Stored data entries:
** START **

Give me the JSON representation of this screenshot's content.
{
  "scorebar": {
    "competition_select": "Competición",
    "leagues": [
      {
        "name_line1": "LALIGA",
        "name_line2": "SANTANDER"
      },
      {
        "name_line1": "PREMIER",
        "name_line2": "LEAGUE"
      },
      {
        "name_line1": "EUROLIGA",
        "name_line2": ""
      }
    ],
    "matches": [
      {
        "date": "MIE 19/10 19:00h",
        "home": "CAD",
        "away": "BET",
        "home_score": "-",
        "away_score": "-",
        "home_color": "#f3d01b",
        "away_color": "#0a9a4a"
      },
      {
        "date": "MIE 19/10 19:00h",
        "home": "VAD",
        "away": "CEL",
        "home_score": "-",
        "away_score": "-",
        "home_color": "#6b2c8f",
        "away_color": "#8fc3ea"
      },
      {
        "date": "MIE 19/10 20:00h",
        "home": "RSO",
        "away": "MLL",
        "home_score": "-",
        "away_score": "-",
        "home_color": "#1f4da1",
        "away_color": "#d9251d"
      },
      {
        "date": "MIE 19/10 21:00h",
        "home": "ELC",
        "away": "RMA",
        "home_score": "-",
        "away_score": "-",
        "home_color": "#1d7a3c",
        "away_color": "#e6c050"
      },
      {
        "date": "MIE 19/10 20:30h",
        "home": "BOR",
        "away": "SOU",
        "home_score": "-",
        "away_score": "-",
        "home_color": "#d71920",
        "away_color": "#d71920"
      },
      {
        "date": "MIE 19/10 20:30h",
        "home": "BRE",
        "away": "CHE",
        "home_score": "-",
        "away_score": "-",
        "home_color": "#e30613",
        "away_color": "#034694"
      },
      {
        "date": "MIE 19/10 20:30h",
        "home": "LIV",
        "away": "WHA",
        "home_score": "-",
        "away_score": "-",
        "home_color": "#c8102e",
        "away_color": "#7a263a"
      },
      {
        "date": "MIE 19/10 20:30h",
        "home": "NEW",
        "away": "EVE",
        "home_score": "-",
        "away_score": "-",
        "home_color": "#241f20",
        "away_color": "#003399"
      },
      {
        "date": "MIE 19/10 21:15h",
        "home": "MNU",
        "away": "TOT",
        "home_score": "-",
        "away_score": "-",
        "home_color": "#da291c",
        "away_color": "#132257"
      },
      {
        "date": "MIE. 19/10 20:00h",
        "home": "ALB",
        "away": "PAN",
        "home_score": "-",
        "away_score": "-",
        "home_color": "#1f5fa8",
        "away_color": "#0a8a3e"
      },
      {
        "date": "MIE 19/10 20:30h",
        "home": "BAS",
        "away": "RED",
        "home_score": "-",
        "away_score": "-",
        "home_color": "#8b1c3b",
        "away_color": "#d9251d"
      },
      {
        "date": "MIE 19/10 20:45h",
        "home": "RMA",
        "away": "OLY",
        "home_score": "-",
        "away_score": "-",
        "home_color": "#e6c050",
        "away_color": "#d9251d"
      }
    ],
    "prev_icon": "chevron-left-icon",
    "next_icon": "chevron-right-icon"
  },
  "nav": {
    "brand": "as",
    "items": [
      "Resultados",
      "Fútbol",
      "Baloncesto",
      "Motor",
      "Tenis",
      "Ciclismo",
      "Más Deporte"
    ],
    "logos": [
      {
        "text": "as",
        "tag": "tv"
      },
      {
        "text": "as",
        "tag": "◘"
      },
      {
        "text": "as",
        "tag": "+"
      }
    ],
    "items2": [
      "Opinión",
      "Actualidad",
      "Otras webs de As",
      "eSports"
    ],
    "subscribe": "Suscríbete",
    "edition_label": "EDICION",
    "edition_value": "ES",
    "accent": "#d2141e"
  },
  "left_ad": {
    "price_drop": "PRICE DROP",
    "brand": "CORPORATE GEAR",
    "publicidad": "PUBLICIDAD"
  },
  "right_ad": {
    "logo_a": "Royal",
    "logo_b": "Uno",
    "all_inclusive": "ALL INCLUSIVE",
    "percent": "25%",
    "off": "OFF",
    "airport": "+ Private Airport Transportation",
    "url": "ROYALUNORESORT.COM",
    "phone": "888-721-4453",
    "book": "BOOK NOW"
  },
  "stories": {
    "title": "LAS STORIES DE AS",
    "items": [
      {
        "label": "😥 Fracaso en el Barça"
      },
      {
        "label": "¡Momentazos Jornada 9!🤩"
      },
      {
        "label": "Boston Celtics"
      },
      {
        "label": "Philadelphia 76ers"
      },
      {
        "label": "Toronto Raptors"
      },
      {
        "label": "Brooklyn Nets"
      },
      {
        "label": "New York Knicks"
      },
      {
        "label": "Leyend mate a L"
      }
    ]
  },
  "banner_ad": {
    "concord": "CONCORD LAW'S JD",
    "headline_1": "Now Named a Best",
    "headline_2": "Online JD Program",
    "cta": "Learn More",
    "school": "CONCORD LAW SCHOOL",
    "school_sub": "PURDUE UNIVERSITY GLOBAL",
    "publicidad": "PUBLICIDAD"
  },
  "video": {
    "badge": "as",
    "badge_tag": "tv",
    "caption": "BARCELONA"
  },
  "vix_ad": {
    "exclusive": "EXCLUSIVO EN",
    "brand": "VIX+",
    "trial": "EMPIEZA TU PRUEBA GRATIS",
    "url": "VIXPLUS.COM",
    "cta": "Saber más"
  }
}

** END **

INSTRUCTION: Restate every record exactly, leaving nothing out.

REPLY TO THE TASK:
Give me the JSON representation of this screenshot's content.
{
  "scorebar": {
    "competition_select": "Competición",
    "leagues": [
      {
        "name_line1": "LALIGA",
        "name_line2": "SANTANDER"
      },
      {
        "name_line1": "PREMIER",
        "name_line2": "LEAGUE"
      },
      {
        "name_line1": "EUROLIGA",
        "name_line2": ""
      }
    ],
    "matches": [
      {
        "date": "MIE 19/10 19:00h",
        "home": "CAD",
        "away": "BET",
        "home_score": "-",
        "away_score": "-",
        "home_color": "#f3d01b",
        "away_color": "#0a9a4a"
      },
      {
        "date": "MIE 19/10 19:00h",
        "home": "VAD",
        "away": "CEL",
        "home_score": "-",
        "away_score": "-",
        "home_color": "#6b2c8f",
        "away_color": "#8fc3ea"
      },
      {
        "date": "MIE 19/10 20:00h",
        "home": "RSO",
        "away": "MLL",
        "home_score": "-",
        "away_score": "-",
        "home_color": "#1f4da1",
        "away_color": "#d9251d"
      },
      {
        "date": "MIE 19/10 21:00h",
        "home": "ELC",
        "away": "RMA",
        "home_score": "-",
        "away_score": "-",
        "home_color": "#1d7a3c",
        "away_color": "#e6c050"
      },
      {
        "date": "MIE 19/10 20:30h",
        "home": "BOR",
        "away": "SOU",
        "home_score": "-",
        "away_score": "-",
        "home_color": "#d71920",
        "away_color": "#d71920"
      },
      {
        "date": "MIE 19/10 20:30h",
        "home": "BRE",
        "away": "CHE",
        "home_score": "-",
        "away_score": "-",
        "home_color": "#e30613",
        "away_color": "#034694"
      },
      {
        "date": "MIE 19/10 20:30h",
        "home": "LIV",
        "away": "WHA",
        "home_score": "-",
        "away_score": "-",
        "home_color": "#c8102e",
        "away_color": "#7a263a"
      },
      {
        "date": "MIE 19/10 20:30h",
        "home": "NEW",
        "away": "EVE",
        "home_score": "-",
        "away_score": "-",
        "home_color": "#241f20",
        "away_color": "#003399"
      },
      {
        "date": "MIE 19/10 21:15h",
        "home": "MNU",
        "away": "TOT",
        "home_score": "-",
        "away_score": "-",
        "home_color": "#da291c",
        "away_color": "#132257"
      },
      {
        "date": "MIE. 19/10 20:00h",
        "home": "ALB",
        "away": "PAN",
        "home_score": "-",
        "away_score": "-",
        "home_color": "#1f5fa8",
        "away_color": "#0a8a3e"
      },
      {
        "date": "MIE 19/10 20:30h",
        "home": "BAS",
        "away": "RED",
        "home_score": "-",
        "away_score": "-",
        "home_color": "#8b1c3b",
        "away_color": "#d9251d"
      },
      {
        "date": "MIE 19/10 20:45h",
        "home": "RMA",
        "away": "OLY",
        "home_score": "-",
        "away_score": "-",
        "home_color": "#e6c050",
        "away_color": "#d9251d"
      }
    ],
    "prev_icon": "chevron-left-icon",
    "next_icon": "chevron-right-icon"
  },
  "nav": {
    "brand": "as",
    "items": [
      "Resultados",
      "Fútbol",
      "Baloncesto",
      "Motor",
      "Tenis",
      "Ciclismo",
      "Más Deporte"
    ],
    "logos": [
      {
        "text": "as",
        "tag": "tv"
      },
      {
        "text": "as",
        "tag": "◘"
      },
      {
        "text": "as",
        "tag": "+"
      }
    ],
    "items2": [
      "Opinión",
      "Actualidad",
      "Otras webs de As",
      "eSports"
    ],
    "subscribe": "Suscríbete",
    "edition_label": "EDICION",
    "edition_value": "ES",
    "accent": "#d2141e"
  },
  "left_ad": {
    "price_drop": "PRICE DROP",
    "brand": "CORPORATE GEAR",
    "publicidad": "PUBLICIDAD"
  },
  "right_ad": {
    "logo_a": "Royal",
    "logo_b": "Uno",
    "all_inclusive": "ALL INCLUSIVE",
    "percent": "25%",
    "off": "OFF",
    "airport": "+ Private Airport Transportation",
    "url": "ROYALUNORESORT.COM",
    "phone": "888-721-4453",
    "book": "BOOK NOW"
  },
  "stories": {
    "title": "LAS STORIES DE AS",
    "items": [
      {
        "label": "😥 Fracaso en el Barça"
      },
      {
        "label": "¡Momentazos Jornada 9!🤩"
      },
      {
        "label": "Boston Celtics"
      },
      {
        "label": "Philadelphia 76ers"
      },
      {
        "label": "Toronto Raptors"
      },
      {
        "label": "Brooklyn Nets"
      },
      {
        "label": "New York Knicks"
      },
      {
        "label": "Leyend mate a L"
      }
    ]
  },
  "banner_ad": {
    "concord": "CONCORD LAW'S JD",
    "headline_1": "Now Named a Best",
    "headline_2": "Online JD Program",
    "cta": "Learn More",
    "school": "CONCORD LAW SCHOOL",
    "school_sub": "PURDUE UNIVERSITY GLOBAL",
    "publicidad": "PUBLICIDAD"
  },
  "video": {
    "badge": "as",
    "badge_tag": "tv",
    "caption": "BARCELONA"
  },
  "vix_ad": {
    "exclusive": "EXCLUSIVO EN",
    "brand": "VIX+",
    "trial": "EMPIEZA TU PRUEBA GRATIS",
    "url": "VIXPLUS.COM",
    "cta": "Saber más"
  }
}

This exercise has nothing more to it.